▽

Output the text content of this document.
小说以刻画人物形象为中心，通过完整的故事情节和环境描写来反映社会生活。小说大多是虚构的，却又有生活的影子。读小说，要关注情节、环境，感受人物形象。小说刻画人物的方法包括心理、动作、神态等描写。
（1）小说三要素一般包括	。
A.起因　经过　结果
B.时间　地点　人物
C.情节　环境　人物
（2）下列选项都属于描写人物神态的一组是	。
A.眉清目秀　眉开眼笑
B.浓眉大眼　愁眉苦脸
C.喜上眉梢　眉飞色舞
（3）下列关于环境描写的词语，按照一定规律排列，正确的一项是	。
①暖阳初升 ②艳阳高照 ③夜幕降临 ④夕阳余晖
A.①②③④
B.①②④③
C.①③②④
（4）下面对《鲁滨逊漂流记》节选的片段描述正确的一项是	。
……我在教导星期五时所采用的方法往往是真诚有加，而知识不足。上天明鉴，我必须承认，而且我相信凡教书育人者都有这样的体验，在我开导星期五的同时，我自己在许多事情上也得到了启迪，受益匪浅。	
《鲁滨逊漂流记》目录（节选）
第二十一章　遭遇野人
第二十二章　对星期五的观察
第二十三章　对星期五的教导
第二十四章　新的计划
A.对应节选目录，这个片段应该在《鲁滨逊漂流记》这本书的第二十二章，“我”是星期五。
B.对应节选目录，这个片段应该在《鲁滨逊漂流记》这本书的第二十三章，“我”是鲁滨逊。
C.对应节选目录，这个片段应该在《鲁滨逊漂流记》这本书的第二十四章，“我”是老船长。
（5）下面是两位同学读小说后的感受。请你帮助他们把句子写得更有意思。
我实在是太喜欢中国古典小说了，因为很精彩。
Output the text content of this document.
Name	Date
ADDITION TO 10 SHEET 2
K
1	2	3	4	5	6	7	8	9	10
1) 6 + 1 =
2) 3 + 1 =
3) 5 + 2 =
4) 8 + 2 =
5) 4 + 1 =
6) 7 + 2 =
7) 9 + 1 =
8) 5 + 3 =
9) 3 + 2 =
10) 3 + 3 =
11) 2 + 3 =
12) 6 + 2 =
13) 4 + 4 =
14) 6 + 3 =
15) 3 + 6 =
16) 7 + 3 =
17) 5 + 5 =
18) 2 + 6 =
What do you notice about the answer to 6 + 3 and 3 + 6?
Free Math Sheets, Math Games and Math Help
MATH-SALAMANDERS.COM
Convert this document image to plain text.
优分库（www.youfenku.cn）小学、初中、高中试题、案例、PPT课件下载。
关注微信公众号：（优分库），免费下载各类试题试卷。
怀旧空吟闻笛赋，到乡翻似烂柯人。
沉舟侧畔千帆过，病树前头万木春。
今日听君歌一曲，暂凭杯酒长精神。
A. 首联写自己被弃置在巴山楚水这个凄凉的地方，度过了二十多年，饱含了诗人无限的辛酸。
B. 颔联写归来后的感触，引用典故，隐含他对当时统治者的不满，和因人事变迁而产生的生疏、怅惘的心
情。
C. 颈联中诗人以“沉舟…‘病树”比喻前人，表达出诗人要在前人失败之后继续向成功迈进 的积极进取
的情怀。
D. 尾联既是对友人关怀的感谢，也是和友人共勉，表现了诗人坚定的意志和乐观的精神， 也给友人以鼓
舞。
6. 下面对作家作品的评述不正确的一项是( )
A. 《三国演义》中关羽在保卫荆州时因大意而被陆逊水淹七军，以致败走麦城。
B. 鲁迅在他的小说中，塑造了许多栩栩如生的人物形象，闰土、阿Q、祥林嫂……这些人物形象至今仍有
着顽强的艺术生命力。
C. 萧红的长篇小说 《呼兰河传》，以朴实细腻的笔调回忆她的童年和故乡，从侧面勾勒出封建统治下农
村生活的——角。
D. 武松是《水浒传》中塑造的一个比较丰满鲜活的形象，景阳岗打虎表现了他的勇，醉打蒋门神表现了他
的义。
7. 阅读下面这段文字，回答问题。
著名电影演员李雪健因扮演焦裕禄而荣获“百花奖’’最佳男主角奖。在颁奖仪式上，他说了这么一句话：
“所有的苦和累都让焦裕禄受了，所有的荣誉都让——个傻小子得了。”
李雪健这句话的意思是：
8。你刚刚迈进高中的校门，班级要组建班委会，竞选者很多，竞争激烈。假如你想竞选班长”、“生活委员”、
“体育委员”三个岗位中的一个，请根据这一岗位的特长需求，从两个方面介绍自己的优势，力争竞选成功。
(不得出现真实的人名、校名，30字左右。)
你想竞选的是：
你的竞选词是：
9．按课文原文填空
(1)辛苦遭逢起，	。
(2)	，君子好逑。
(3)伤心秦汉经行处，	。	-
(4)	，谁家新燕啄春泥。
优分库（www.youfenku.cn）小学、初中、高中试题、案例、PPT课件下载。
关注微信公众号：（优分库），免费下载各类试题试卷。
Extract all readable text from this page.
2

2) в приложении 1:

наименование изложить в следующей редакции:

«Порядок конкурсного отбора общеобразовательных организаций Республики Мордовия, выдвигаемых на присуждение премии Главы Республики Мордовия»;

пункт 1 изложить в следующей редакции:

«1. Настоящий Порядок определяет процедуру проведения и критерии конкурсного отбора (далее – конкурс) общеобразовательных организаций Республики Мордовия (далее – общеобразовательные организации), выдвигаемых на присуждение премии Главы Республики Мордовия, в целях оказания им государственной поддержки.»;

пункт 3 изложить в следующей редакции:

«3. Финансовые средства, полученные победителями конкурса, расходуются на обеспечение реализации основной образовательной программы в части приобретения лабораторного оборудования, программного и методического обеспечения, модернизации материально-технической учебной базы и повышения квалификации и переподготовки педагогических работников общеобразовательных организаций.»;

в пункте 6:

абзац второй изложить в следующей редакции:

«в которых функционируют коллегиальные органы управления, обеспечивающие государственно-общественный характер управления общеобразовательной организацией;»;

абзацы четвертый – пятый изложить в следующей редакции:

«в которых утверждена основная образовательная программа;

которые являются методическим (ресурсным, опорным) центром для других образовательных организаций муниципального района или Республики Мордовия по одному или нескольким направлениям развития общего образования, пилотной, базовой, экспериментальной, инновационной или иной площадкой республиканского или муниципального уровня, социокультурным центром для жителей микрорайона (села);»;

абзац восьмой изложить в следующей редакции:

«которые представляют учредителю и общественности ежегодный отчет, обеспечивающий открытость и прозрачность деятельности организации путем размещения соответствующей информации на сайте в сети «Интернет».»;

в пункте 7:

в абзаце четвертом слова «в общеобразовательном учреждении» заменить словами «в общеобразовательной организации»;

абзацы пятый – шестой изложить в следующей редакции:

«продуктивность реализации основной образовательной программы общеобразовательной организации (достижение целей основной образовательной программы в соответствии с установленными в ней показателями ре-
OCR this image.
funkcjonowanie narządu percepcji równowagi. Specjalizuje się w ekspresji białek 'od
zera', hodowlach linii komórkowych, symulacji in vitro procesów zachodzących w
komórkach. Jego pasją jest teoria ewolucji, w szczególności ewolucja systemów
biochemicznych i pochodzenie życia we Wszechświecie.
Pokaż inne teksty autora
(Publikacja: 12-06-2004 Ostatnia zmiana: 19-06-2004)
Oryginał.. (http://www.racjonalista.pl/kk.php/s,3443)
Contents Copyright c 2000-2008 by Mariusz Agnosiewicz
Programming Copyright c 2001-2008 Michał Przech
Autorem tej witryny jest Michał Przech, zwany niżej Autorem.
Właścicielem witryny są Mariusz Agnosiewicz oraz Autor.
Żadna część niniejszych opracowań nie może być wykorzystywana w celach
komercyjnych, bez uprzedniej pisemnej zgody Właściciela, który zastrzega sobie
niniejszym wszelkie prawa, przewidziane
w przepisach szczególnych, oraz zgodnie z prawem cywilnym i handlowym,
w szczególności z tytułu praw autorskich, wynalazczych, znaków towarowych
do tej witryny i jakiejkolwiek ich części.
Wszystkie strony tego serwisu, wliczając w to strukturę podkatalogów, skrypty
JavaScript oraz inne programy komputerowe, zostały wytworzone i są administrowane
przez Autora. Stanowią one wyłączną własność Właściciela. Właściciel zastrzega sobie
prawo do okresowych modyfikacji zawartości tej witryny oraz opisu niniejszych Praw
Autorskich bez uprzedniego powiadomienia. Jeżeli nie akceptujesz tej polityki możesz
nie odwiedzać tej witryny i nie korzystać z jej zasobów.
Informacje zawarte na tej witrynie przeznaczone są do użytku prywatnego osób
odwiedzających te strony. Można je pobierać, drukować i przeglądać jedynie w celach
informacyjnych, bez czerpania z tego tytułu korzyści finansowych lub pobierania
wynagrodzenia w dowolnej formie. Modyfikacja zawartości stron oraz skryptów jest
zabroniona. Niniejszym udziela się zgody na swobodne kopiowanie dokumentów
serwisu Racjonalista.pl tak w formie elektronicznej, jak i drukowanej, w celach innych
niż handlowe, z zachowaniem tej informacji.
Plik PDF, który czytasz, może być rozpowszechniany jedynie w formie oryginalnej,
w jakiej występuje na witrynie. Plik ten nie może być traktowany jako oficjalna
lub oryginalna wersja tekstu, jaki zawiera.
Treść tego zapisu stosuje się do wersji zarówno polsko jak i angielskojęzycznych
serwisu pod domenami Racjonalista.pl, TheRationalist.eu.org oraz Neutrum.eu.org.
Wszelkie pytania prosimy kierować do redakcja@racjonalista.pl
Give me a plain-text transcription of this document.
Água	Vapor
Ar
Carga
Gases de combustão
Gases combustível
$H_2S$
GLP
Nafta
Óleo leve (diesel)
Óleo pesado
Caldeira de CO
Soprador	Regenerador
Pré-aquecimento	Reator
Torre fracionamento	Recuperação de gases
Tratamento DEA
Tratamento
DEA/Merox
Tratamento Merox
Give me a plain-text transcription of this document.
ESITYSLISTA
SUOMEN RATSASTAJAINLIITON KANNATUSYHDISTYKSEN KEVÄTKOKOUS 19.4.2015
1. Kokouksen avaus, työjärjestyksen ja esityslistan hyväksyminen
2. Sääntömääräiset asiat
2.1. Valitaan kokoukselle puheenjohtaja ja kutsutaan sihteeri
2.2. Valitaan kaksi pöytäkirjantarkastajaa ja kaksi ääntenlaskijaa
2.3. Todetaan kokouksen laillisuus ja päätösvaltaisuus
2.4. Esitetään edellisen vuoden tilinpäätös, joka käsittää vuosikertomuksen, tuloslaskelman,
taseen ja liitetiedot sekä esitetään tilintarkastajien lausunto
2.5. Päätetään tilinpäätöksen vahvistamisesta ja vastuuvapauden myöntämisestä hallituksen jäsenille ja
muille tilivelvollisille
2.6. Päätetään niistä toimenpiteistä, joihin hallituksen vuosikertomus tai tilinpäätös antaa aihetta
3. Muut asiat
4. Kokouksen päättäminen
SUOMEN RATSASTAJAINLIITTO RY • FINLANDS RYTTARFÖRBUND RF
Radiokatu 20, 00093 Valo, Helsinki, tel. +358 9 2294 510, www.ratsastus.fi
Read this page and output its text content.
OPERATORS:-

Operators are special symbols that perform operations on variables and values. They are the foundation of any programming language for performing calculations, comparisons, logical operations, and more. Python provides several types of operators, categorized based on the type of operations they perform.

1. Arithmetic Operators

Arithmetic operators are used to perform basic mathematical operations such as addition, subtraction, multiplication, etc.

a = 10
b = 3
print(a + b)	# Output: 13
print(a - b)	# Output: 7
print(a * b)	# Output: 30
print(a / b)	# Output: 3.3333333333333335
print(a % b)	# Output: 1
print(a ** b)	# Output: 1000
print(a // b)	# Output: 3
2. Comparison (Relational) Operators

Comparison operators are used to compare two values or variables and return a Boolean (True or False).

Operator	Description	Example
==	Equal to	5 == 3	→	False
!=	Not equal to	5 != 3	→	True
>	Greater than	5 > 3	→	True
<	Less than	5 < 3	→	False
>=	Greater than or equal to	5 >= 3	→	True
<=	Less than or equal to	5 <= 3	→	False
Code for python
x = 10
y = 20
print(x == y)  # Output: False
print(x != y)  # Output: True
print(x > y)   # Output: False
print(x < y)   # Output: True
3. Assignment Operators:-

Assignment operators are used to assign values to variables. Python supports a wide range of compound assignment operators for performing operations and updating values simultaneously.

△

**Exercise goal:**
In the material above, show every line where the word "реализации" turns up.

**Answer to the task:**
«3. Финансовые средства, полученные победителями конкурса, расходуются на обеспечение реализации основной образовательной программы в части приобретения лабораторного оборудования, программного и методического обеспечения, модернизации материально-технической учебной базы и повышения квалификации и переподготовки педагогических работников общеобразовательных организаций.»;
«продуктивность реализации основной образовательной программы общеобразовательной организации (достижение целей основной образовательной программы в соответствии с установленными в ней показателями ре-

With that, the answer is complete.